Your goal: Pull out every line below containing the word "Satisfactorio".
── Information provided ──
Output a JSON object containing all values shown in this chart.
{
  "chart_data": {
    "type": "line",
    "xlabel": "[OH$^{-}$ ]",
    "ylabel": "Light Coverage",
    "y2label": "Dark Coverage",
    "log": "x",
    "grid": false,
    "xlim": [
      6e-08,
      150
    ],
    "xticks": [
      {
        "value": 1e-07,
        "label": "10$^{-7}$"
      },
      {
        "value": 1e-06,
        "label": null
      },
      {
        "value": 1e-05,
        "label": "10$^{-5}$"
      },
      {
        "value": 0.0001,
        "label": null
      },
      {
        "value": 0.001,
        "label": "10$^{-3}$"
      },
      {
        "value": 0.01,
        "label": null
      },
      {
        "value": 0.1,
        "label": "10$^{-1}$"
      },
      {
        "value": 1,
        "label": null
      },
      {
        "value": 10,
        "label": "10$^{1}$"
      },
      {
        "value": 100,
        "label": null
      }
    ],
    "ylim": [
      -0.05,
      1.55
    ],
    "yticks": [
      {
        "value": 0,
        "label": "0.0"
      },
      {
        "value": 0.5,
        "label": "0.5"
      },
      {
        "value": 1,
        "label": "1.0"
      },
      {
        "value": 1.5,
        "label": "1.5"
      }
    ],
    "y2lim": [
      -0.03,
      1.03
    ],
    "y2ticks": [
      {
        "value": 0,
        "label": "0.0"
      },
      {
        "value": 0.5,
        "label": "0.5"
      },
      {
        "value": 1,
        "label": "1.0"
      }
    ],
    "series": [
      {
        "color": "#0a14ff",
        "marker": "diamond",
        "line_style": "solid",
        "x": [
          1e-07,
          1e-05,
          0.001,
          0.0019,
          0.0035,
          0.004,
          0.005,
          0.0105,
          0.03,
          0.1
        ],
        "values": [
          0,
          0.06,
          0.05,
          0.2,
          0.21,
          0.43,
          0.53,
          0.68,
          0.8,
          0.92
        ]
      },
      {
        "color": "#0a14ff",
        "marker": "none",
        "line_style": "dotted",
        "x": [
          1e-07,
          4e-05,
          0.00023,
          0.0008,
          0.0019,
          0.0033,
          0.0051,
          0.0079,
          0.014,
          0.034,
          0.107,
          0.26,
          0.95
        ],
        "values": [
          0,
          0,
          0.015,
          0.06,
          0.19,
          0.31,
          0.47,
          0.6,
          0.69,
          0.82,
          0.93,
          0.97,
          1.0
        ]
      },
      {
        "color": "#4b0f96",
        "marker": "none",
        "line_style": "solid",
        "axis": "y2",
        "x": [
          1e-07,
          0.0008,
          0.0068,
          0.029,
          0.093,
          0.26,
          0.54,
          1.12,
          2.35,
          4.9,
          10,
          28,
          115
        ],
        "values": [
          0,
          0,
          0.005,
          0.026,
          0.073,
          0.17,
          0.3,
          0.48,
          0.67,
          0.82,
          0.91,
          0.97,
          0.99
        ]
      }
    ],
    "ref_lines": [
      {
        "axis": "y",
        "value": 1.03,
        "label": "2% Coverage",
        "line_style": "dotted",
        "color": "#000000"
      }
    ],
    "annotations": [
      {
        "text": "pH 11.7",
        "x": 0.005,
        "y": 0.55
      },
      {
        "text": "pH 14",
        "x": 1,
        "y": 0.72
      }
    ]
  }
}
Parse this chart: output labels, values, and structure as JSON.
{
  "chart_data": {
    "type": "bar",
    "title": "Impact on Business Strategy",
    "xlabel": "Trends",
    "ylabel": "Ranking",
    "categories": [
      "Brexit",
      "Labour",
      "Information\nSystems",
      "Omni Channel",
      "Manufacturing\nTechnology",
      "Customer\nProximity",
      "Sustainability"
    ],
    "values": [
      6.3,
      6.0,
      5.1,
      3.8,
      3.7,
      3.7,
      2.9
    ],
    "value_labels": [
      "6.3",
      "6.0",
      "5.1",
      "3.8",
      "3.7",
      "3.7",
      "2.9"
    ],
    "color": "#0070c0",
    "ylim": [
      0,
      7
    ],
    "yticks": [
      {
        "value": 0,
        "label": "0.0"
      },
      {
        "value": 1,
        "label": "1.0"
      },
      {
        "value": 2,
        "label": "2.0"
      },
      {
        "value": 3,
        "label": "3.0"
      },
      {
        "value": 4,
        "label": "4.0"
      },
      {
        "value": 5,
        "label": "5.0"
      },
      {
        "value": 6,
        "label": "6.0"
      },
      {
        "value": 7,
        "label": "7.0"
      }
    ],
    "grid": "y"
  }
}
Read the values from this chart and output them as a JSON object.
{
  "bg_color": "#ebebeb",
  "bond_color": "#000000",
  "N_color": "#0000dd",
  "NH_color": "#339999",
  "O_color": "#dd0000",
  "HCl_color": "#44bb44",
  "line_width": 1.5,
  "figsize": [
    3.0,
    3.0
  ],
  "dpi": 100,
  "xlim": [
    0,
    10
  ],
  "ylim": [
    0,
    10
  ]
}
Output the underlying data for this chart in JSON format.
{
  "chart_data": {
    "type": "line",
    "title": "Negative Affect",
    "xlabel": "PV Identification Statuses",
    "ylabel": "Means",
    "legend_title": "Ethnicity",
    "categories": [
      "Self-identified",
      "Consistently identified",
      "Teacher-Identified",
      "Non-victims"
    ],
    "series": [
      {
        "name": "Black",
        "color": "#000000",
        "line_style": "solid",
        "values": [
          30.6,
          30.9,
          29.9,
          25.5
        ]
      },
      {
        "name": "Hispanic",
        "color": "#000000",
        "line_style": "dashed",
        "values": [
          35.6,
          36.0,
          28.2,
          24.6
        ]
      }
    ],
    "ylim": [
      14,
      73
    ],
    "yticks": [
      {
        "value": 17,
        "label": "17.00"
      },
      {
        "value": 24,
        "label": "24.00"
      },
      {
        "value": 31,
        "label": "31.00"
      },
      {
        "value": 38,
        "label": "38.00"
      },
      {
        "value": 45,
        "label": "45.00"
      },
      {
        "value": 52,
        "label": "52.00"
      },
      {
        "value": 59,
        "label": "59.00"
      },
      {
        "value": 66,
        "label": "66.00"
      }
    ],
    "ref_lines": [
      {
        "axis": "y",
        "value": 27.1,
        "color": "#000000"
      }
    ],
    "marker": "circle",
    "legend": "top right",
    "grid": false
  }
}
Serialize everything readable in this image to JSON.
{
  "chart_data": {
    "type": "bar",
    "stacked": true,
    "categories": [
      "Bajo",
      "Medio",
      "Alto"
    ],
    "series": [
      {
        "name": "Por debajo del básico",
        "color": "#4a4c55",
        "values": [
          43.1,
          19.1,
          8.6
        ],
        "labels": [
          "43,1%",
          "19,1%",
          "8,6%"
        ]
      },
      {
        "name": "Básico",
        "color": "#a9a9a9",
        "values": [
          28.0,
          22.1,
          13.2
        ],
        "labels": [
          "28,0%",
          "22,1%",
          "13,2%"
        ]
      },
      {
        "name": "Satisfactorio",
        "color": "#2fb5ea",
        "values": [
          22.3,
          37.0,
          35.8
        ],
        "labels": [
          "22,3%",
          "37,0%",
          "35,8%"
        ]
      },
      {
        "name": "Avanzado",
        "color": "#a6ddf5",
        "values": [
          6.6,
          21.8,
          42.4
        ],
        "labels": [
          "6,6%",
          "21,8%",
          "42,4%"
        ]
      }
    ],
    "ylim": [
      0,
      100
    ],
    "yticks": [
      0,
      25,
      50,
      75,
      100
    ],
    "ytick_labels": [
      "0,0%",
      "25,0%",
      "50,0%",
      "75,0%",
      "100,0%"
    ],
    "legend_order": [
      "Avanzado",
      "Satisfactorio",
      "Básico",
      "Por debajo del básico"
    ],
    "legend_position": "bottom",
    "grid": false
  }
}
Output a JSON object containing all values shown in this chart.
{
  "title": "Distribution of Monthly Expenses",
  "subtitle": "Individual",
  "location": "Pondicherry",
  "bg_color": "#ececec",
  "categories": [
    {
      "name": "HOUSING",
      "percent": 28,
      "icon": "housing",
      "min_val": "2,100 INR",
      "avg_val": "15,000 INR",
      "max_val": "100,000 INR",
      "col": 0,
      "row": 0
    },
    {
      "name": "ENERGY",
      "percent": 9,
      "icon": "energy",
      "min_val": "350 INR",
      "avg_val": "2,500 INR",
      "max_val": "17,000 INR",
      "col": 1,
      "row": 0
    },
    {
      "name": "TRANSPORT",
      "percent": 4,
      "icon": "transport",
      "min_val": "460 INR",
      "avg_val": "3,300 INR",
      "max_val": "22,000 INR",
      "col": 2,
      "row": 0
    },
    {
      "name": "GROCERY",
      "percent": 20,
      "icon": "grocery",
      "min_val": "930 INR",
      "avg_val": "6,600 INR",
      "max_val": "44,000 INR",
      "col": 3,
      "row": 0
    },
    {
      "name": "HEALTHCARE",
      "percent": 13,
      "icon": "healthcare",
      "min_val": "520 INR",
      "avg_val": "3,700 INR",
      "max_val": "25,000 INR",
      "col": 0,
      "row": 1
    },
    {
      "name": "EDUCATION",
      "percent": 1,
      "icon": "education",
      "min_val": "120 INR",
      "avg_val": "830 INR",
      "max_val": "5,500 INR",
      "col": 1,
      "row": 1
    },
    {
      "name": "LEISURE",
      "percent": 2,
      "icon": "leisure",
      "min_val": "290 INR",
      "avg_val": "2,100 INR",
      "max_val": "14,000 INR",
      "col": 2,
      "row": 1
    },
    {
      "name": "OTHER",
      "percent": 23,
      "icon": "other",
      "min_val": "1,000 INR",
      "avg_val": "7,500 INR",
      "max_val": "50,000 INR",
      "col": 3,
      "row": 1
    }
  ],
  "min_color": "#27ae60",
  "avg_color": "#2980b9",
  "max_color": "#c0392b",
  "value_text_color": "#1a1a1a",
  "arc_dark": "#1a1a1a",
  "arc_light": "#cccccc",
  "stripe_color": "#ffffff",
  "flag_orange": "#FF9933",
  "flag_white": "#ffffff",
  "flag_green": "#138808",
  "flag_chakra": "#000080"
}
───
Finished answer:
        "name": "Satisfactorio",
      "Satisfactorio",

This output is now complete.